EXERCISE REQUIREMENTS >>
Which rows below contain the word "collapse"? Display each of them in full.

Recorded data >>
_ _ _ _ _

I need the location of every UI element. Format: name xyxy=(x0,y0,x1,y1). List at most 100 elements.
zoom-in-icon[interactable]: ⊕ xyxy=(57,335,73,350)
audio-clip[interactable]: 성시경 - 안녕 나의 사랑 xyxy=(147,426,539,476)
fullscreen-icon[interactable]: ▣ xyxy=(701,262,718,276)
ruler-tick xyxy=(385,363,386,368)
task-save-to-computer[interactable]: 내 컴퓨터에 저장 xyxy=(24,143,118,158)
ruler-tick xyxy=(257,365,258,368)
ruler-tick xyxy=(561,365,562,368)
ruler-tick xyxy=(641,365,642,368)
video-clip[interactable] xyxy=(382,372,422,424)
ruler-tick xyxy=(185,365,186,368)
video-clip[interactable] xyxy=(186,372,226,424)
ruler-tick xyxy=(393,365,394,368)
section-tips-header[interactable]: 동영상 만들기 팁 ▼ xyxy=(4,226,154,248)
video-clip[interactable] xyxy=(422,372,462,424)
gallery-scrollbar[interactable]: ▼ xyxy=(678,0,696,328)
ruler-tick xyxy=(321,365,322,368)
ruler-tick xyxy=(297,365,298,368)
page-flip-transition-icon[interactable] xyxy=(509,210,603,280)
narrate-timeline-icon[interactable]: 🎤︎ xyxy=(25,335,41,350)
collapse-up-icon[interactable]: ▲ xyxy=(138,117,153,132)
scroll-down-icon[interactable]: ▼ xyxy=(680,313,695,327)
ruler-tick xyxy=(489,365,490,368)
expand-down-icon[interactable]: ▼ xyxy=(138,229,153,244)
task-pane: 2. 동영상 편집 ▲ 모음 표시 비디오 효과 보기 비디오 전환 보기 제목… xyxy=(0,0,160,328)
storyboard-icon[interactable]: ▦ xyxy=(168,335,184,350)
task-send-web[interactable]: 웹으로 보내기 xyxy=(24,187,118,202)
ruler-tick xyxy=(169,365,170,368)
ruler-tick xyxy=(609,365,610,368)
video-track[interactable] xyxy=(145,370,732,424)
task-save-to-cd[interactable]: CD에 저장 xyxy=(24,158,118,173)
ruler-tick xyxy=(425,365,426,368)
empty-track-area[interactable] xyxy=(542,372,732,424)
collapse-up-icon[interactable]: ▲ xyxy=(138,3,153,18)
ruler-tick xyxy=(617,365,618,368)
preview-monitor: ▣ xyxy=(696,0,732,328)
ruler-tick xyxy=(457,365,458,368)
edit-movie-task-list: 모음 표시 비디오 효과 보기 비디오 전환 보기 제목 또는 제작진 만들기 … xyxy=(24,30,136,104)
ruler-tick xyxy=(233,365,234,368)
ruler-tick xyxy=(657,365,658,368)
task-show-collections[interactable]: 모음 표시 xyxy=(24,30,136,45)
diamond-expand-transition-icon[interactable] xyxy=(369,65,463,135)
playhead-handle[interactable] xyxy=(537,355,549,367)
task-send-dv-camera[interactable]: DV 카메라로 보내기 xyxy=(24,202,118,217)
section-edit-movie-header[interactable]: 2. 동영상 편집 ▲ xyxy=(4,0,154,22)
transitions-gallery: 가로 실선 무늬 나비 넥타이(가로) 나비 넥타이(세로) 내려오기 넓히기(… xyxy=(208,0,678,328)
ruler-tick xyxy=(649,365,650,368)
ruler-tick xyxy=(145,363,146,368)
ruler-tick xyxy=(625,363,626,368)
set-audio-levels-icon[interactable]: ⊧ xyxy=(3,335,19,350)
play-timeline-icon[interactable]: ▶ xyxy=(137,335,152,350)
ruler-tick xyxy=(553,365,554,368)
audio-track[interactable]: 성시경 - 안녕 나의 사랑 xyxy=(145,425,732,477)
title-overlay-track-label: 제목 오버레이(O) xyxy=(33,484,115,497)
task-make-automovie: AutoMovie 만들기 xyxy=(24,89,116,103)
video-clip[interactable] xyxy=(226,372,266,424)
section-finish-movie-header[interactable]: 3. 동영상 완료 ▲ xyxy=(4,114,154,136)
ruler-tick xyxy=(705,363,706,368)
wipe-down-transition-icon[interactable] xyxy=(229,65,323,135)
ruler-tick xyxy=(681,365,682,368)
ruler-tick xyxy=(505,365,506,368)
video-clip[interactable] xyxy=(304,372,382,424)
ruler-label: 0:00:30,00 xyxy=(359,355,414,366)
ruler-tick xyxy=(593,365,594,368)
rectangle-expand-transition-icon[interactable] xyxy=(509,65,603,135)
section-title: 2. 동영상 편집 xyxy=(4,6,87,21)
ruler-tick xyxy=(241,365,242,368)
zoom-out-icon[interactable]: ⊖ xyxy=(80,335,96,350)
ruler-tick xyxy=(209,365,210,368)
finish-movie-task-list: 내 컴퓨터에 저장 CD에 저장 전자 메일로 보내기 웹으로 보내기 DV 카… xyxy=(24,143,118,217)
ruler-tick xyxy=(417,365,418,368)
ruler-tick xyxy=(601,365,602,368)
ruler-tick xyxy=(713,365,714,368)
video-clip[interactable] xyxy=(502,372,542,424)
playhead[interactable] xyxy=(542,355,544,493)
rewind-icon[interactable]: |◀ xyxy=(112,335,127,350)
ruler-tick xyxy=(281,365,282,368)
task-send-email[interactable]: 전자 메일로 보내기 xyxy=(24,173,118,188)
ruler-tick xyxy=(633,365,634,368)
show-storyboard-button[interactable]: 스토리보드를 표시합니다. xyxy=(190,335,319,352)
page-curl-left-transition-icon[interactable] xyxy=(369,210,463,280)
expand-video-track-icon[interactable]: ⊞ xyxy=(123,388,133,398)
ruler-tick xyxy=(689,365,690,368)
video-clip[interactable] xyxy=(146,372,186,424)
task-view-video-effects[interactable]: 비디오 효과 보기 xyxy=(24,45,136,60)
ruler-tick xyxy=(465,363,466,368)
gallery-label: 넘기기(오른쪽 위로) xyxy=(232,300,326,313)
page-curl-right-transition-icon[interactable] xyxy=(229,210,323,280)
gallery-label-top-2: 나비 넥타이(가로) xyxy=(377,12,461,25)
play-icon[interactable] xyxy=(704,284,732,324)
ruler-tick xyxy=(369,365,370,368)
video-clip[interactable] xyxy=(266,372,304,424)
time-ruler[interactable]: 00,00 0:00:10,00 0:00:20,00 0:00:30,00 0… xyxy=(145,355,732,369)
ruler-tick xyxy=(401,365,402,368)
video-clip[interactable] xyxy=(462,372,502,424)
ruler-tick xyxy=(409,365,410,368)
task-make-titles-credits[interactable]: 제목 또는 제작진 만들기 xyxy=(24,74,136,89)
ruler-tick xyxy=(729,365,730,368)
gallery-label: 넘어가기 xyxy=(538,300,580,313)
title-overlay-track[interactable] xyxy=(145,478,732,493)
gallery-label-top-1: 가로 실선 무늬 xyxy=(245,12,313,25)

_ _ _ _ _

OUTPUT >>
collapse-up-icon[interactable]: ▲ xyxy=(138,117,153,132)
collapse-up-icon[interactable]: ▲ xyxy=(138,3,153,18)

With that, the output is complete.